### Given request
Which lines hold the word "document"? Copy each one.

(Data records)
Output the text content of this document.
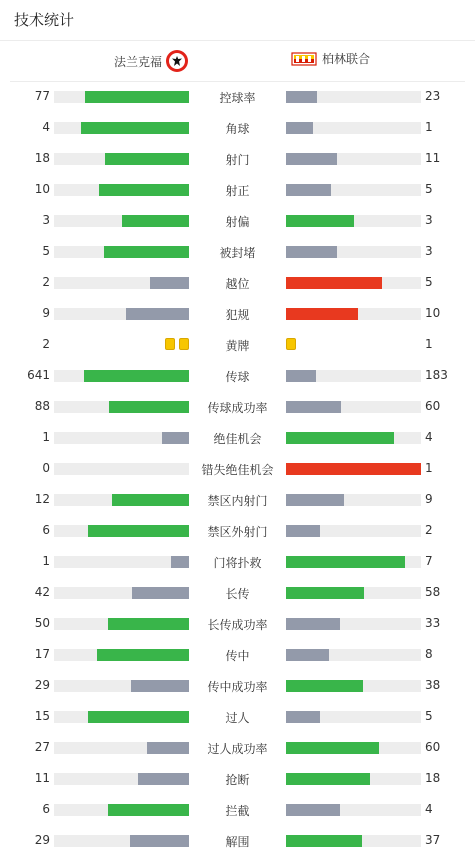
技术统计
法兰克福	柏林联合
77	控球率	23
4	角球	1
18	射门	11
10	射正	5
3	射偏	3
5	被封堵	3
2	越位	5
9	犯规	10
2	黄牌	1
641	传球	183
88	传球成功率	60
1	绝佳机会	4
0	错失绝佳机会	1
12	禁区内射门	9
6	禁区外射门	2
1	门将扑救	7
42	长传	58
50	长传成功率	33
17	传中	8
29	传中成功率	38
15	过人	5
27	过人成功率	60
11	抢断	18
6	拦截	4
29	解围	37
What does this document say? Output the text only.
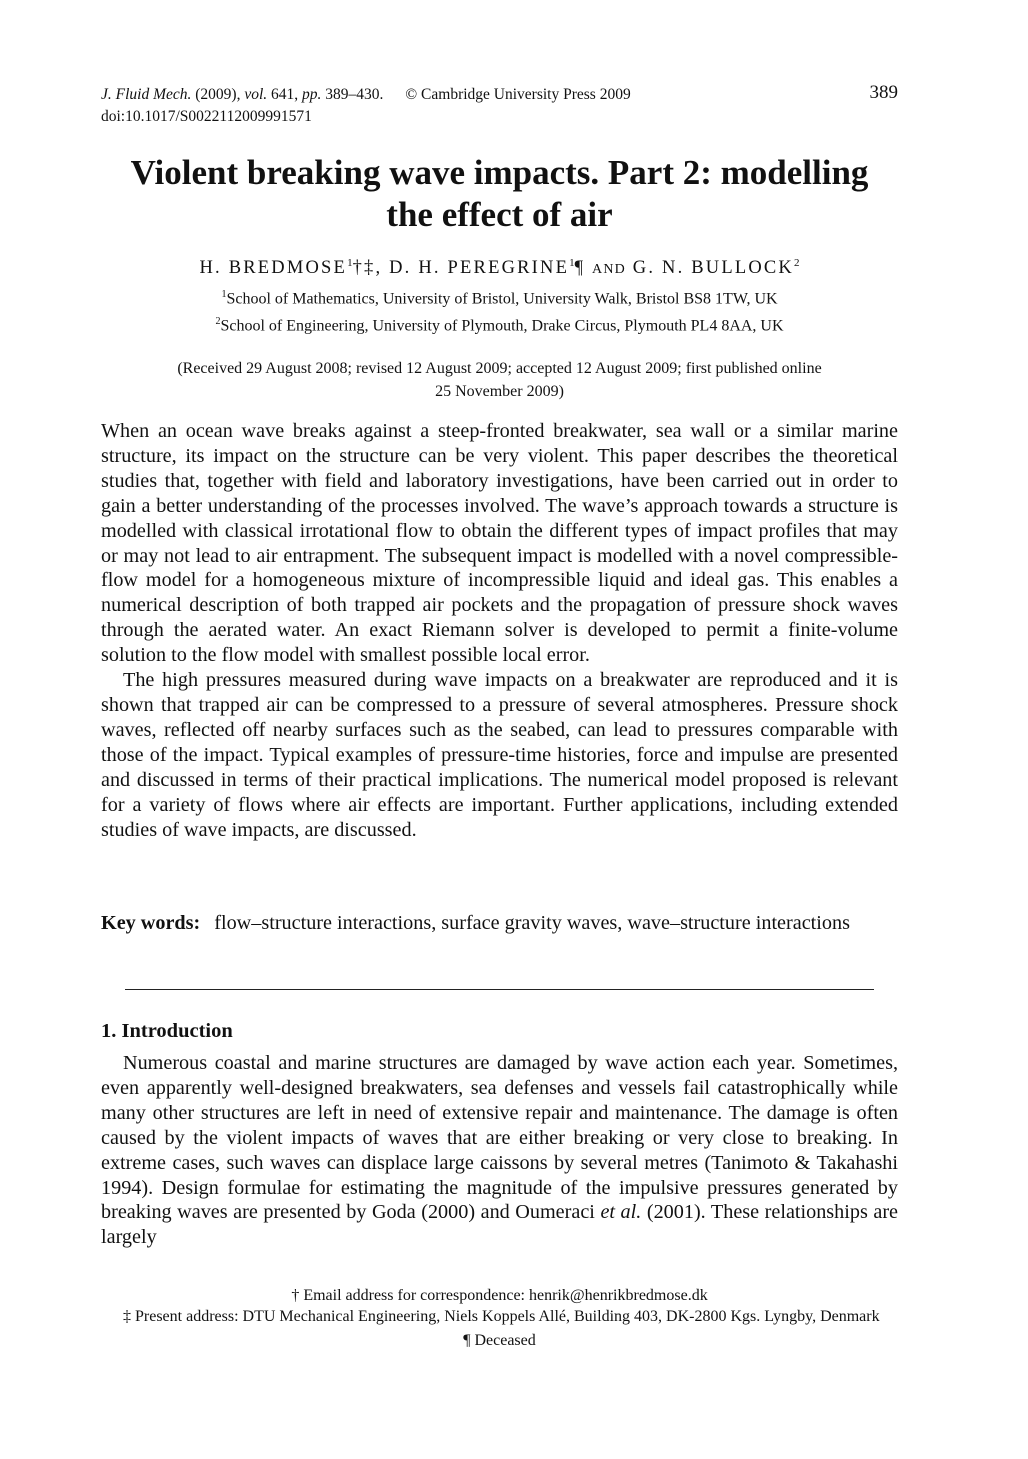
J. Fluid Mech. (2009), vol. 641, pp. 389–430. © Cambridge University Press 2009	389
doi:10.1017/S0022112009991571
Violent breaking wave impacts. Part 2: modelling
the effect of air
H. BREDMOSE$^1$†‡, D. H. PEREGRINE$^1$¶ AND G. N. BULLOCK$^2$
$^1$School of Mathematics, University of Bristol, University Walk, Bristol BS8 1TW, UK
$^2$School of Engineering, University of Plymouth, Drake Circus, Plymouth PL4 8AA, UK
(Received 29 August 2008; revised 12 August 2009; accepted 12 August 2009; first published online
25 November 2009)

When an ocean wave breaks against a steep-fronted breakwater, sea wall or a similar marine structure, its impact on the structure can be very violent. This paper describes the theoretical studies that, together with field and laboratory investigations, have been carried out in order to gain a better understanding of the processes involved. The wave’s approach towards a structure is modelled with classical irrotational flow to obtain the different types of impact profiles that may or may not lead to air entrapment. The subsequent impact is modelled with a novel compressible-flow model for a homogeneous mixture of incompressible liquid and ideal gas. This enables a numerical description of both trapped air pockets and the propagation of pressure shock waves through the aerated water. An exact Riemann solver is developed to permit a finite-volume solution to the flow model with smallest possible local error.

The high pressures measured during wave impacts on a breakwater are reproduced and it is shown that trapped air can be compressed to a pressure of several atmospheres. Pressure shock waves, reflected off nearby surfaces such as the seabed, can lead to pressures comparable with those of the impact. Typical examples of pressure-time histories, force and impulse are presented and discussed in terms of their practical implications. The numerical model proposed is relevant for a variety of flows where air effects are important. Further applications, including extended studies of wave impacts, are discussed.

Key words: flow–structure interactions, surface gravity waves, wave–structure interactions
1. Introduction

Numerous coastal and marine structures are damaged by wave action each year. Sometimes, even apparently well-designed breakwaters, sea defenses and vessels fail catastrophically while many other structures are left in need of extensive repair and maintenance. The damage is often caused by the violent impacts of waves that are either breaking or very close to breaking. In extreme cases, such waves can displace large caissons by several metres (Tanimoto & Takahashi 1994). Design formulae for estimating the magnitude of the impulsive pressures generated by breaking waves are presented by Goda (2000) and Oumeraci et al. (2001). These relationships are largely

† Email address for correspondence: henrik@henrikbredmose.dk
‡ Present address: DTU Mechanical Engineering, Niels Koppels Allé, Building 403, DK-2800 Kgs. Lyngby, Denmark
¶ Deceased
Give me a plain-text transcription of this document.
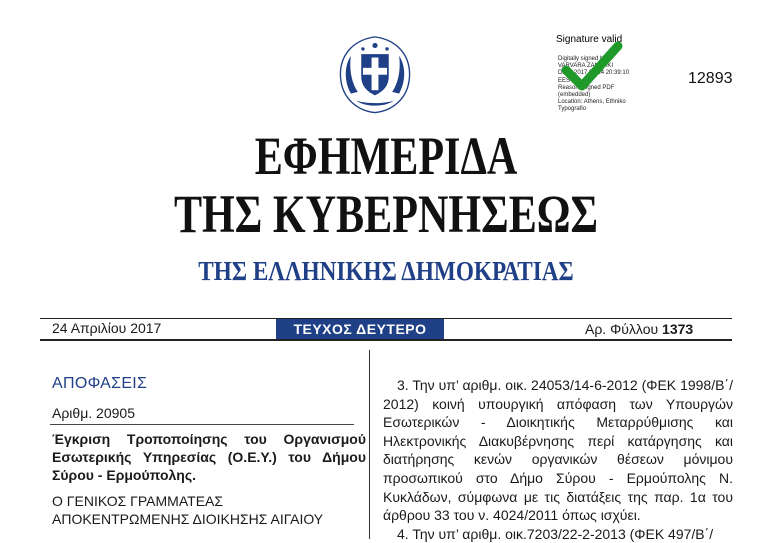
Signature valid
Digitally signed by
VARVARA ZANNAKI
Date: 2017.04.24 20:39:10
EEST
Reason: Signed PDF
(embedded)
Location: Athens, Ethniko
Typografio
12893
ΕΦΗΜΕΡΙΔΑ
ΤΗΣ ΚΥΒΕΡΝΗΣΕΩΣ
ΤΗΣ ΕΛΛΗΝΙΚΗΣ ΔΗΜΟΚΡΑΤΙΑΣ
24 Απριλίου 2017	ΤΕΥΧΟΣ ΔΕΥΤΕΡΟ	Αρ. Φύλλου 1373
ΑΠΟΦΑΣΕΙΣ
Αριθμ. 20905
Έγκριση Τροποποίησης του Οργανισμού Εσωτερικής Υπηρεσίας (Ο.Ε.Υ.) του Δήμου Σύρου - Ερμούπολης.
Ο ΓΕΝΙΚΟΣ ΓΡΑΜΜΑΤΕΑΣ
ΑΠΟΚΕΝΤΡΩΜΕΝΗΣ ΔΙΟΙΚΗΣΗΣ ΑΙΓΑΙΟΥ

3. Την υπ’ αριθμ. οικ. 24053/14-6-2012 (ΦΕΚ 1998/Β΄/ 2012) κοινή υπουργική απόφαση των Υπουργών Εσωτερικών - Διοικητικής Μεταρρύθμισης και Ηλεκτρονικής Διακυβέρνησης περί κατάργησης και διατήρησης κενών οργανικών θέσεων μόνιμου προσωπικού στο Δήμο Σύρου - Ερμούπολης Ν. Κυκλάδων, σύμφωνα με τις διατάξεις της παρ. 1α του άρθρου 33 του ν. 4024/2011 όπως ισχύει.

4. Την υπ’ αριθμ. οικ.7203/22-2-2013 (ΦΕΚ 497/Β΄/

### Task output
Output the text content of this document.
What does this document say? Output the text only.
Give me a plain-text transcription of this document.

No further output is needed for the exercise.